> [Given task]
Determine the number of lines containing the word "Simuloitujen", and state that figure alone.

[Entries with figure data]
★ ★ ★
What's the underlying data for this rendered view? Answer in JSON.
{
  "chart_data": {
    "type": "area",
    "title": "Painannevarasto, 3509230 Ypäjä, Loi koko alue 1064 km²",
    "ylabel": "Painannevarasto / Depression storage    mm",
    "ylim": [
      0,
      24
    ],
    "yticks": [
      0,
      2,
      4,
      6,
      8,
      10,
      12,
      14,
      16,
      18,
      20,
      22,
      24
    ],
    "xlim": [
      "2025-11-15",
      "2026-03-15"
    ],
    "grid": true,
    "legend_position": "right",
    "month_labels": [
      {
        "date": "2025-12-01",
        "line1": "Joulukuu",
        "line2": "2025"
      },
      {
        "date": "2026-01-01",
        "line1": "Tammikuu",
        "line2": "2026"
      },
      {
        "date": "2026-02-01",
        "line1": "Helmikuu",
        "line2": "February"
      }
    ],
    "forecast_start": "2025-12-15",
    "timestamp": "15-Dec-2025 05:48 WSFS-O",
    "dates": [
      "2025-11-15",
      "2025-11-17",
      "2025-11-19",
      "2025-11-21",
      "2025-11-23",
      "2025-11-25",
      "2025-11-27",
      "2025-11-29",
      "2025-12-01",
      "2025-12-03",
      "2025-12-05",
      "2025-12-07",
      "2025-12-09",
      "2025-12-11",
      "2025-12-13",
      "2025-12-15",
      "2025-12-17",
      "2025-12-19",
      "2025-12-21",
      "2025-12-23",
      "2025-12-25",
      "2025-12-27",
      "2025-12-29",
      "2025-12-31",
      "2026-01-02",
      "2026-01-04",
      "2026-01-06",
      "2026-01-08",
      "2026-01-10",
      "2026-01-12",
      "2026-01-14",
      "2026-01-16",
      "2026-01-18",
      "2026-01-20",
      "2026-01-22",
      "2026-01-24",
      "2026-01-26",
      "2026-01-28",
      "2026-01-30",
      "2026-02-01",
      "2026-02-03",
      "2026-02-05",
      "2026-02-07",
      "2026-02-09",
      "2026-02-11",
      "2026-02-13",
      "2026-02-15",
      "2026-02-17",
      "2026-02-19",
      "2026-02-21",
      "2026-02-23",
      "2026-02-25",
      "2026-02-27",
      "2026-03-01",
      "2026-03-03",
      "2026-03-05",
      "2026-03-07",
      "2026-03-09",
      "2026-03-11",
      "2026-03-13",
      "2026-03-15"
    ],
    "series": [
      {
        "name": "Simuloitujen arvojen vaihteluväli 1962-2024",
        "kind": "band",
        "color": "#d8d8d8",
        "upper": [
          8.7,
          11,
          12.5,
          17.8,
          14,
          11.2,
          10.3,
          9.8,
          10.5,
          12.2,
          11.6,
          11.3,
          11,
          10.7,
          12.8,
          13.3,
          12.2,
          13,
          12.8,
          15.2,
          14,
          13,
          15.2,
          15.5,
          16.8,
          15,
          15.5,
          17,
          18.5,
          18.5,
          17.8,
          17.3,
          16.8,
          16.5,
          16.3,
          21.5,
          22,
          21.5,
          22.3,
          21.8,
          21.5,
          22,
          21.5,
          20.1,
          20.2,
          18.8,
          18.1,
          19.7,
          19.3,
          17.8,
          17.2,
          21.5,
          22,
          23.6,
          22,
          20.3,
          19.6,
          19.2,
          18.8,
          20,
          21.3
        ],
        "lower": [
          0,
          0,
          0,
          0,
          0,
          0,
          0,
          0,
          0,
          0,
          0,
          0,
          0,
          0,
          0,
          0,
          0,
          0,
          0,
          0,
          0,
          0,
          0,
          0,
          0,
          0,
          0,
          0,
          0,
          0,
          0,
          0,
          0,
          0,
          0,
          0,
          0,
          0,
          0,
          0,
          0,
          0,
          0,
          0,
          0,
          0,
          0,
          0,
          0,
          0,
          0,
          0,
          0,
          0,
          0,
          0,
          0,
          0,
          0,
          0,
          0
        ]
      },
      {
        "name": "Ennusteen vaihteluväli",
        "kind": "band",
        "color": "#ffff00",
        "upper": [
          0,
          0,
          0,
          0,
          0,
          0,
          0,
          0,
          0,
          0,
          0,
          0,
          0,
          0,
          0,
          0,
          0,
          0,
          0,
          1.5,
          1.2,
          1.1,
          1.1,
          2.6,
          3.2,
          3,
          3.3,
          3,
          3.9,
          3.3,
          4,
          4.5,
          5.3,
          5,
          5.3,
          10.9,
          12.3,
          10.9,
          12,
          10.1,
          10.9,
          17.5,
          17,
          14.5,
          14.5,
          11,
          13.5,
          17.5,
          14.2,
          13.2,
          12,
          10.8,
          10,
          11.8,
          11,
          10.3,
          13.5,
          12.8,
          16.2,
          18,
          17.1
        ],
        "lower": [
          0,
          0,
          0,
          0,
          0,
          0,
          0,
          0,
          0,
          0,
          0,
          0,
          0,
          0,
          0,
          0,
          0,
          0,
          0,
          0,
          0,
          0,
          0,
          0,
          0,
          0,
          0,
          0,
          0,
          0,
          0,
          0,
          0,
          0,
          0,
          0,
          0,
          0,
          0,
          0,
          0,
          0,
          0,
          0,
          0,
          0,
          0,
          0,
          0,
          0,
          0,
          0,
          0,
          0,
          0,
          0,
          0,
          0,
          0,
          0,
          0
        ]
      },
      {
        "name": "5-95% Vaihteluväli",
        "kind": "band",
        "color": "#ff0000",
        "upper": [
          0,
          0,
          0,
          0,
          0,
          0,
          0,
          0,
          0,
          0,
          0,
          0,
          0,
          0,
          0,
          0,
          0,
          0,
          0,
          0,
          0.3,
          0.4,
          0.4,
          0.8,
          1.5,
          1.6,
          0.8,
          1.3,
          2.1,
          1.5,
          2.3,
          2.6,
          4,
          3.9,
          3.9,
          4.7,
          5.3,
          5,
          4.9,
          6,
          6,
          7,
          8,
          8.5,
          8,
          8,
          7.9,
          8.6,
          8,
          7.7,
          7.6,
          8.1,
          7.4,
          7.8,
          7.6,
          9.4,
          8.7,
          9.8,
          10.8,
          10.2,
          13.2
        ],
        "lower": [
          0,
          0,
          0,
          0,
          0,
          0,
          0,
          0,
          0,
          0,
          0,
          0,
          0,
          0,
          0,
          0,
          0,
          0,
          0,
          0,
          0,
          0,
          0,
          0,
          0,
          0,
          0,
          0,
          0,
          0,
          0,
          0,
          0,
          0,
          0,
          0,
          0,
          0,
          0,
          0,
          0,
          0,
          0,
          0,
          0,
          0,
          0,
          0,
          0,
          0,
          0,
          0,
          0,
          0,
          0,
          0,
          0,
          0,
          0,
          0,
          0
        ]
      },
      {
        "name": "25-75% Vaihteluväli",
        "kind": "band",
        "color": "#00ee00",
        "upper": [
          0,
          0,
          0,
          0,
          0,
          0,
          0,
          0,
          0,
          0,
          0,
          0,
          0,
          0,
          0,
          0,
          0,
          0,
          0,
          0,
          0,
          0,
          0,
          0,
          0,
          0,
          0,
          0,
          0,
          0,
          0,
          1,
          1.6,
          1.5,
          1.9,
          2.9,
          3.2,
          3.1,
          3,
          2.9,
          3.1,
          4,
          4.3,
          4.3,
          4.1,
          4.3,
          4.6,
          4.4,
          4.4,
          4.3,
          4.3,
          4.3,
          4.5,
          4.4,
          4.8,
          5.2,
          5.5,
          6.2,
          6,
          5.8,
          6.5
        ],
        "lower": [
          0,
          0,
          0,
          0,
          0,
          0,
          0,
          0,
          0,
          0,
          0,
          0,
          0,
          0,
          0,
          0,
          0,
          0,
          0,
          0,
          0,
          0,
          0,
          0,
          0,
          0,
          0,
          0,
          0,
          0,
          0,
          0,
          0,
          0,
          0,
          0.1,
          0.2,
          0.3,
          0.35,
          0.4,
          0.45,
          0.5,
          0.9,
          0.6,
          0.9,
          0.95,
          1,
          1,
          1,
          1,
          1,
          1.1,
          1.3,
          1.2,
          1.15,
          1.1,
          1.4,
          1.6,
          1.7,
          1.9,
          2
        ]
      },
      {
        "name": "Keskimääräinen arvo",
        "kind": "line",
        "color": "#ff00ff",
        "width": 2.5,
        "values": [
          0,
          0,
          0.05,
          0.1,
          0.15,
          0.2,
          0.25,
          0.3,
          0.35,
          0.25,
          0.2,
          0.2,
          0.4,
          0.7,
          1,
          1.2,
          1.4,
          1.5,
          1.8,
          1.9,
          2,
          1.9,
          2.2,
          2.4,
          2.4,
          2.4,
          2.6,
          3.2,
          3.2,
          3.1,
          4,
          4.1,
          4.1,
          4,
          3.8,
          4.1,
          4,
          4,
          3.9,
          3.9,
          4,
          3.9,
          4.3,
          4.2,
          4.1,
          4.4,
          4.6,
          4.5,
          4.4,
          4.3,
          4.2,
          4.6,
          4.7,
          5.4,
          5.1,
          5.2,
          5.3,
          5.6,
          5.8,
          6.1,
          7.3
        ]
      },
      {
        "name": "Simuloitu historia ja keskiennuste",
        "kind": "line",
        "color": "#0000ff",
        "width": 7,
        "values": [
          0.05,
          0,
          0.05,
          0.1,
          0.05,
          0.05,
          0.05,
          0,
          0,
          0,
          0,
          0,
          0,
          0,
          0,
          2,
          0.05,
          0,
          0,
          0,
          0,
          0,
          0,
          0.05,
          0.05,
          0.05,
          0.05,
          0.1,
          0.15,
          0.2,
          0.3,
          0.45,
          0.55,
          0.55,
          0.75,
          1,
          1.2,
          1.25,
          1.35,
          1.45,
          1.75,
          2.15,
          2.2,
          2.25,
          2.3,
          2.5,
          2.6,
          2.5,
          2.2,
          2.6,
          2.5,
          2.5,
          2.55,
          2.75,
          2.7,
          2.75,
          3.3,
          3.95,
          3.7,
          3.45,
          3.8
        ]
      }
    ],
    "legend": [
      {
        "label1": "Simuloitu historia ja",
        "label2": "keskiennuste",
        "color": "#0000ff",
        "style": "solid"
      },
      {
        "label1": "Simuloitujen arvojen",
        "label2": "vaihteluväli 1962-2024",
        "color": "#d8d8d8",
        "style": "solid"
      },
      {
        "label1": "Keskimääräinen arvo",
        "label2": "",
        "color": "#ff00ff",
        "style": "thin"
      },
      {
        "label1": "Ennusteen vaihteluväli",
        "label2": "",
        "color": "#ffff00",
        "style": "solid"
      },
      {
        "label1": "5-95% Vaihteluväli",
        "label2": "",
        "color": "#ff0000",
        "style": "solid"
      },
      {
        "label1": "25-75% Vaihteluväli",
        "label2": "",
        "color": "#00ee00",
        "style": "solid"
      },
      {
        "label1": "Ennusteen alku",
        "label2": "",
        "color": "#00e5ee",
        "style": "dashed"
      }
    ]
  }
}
★ ★ ★
> [Expected answer]
2